Stored dataset items
--------------------
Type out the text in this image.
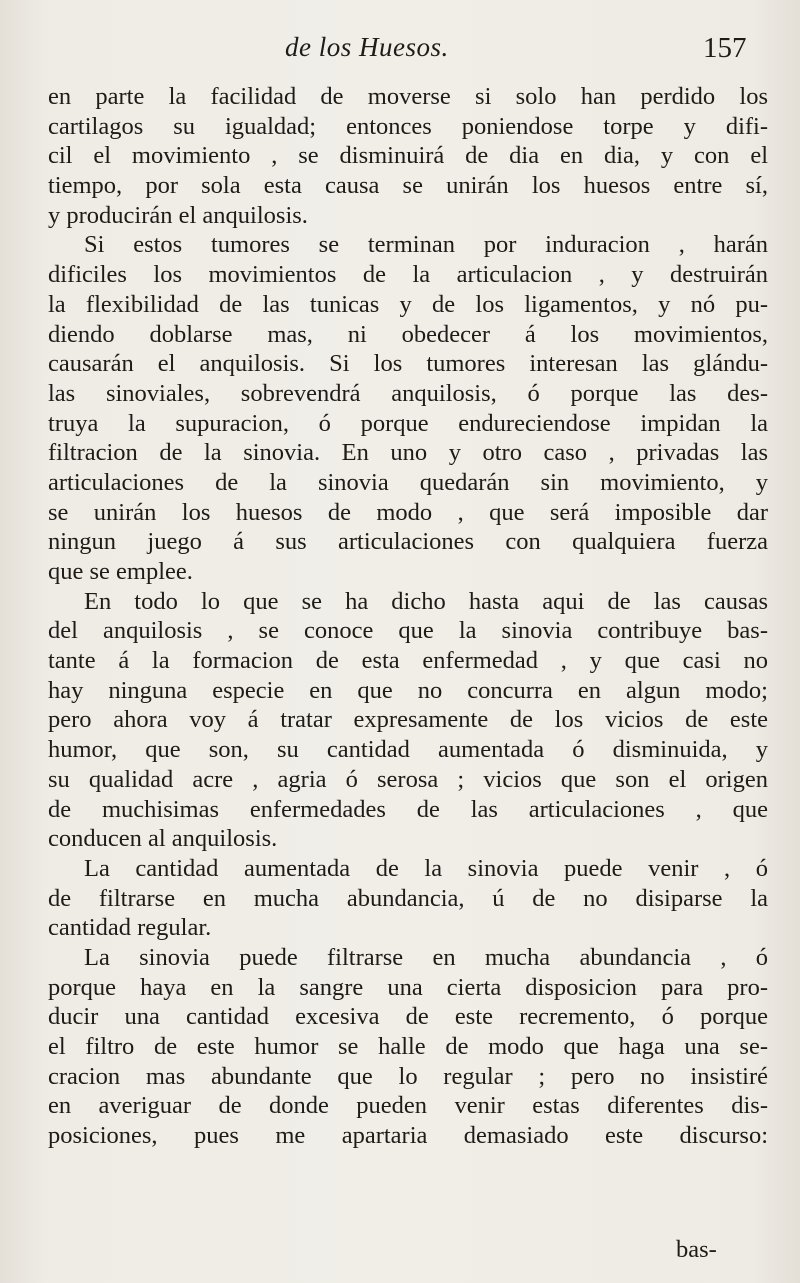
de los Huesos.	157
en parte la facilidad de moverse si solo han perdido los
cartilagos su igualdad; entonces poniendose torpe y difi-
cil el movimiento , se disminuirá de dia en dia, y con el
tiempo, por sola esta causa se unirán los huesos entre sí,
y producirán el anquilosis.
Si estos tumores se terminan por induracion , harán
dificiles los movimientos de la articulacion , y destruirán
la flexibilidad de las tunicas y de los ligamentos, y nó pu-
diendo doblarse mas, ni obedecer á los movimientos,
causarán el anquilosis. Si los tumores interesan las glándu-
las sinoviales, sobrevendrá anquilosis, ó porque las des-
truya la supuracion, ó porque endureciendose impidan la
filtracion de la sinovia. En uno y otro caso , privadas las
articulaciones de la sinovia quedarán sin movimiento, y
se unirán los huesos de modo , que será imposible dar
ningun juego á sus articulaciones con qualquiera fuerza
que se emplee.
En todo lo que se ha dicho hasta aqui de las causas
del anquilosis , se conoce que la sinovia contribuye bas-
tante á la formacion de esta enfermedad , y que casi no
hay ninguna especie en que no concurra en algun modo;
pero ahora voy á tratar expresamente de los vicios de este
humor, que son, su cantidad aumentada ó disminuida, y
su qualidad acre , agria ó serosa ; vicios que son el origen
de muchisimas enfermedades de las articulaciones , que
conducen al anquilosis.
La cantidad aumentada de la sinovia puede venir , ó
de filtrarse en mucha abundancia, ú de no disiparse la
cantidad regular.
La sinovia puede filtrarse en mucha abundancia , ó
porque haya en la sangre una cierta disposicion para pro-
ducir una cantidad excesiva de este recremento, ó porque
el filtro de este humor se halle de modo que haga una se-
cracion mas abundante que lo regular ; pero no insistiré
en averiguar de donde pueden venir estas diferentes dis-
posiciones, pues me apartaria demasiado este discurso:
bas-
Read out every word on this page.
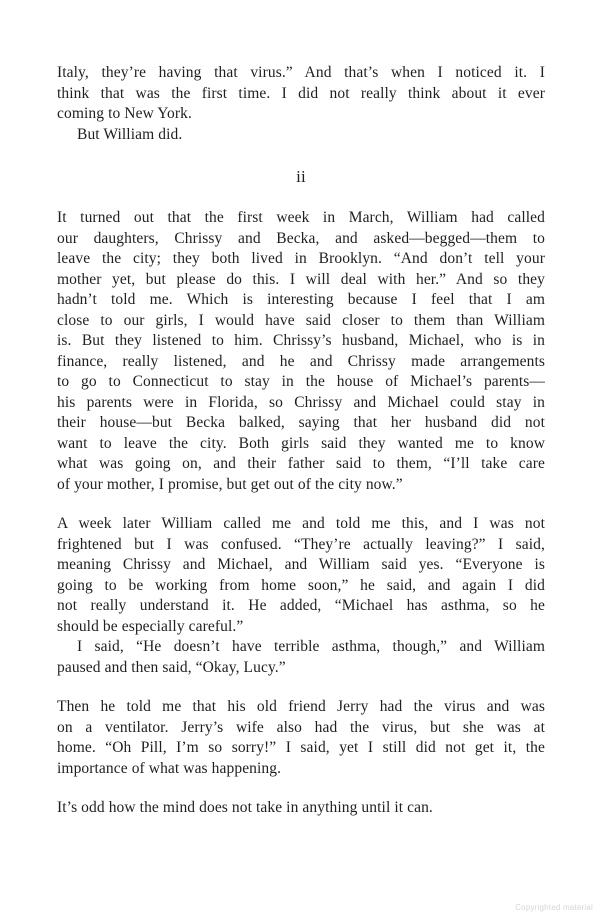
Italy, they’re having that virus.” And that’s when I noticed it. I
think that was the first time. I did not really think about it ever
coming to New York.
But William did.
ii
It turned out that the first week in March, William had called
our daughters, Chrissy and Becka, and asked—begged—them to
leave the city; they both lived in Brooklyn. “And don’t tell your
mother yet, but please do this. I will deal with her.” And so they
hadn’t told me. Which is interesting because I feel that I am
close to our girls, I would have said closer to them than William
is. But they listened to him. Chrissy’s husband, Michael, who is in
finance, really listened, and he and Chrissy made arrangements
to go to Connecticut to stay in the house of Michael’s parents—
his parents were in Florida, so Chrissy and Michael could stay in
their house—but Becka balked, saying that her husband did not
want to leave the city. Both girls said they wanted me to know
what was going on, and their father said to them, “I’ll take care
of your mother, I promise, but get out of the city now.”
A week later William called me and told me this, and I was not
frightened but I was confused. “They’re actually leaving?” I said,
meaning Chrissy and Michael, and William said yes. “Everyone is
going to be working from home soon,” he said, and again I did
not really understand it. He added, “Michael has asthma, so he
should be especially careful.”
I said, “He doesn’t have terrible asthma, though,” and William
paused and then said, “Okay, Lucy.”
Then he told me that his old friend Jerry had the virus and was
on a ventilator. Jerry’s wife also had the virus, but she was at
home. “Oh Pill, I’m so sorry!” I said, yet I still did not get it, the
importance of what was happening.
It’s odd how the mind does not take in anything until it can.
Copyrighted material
--------------------
# ABOUT THIS TASK
Wherever a line above contains the string "virus", count it; then give the total alone.

# ANSWER SPACE
3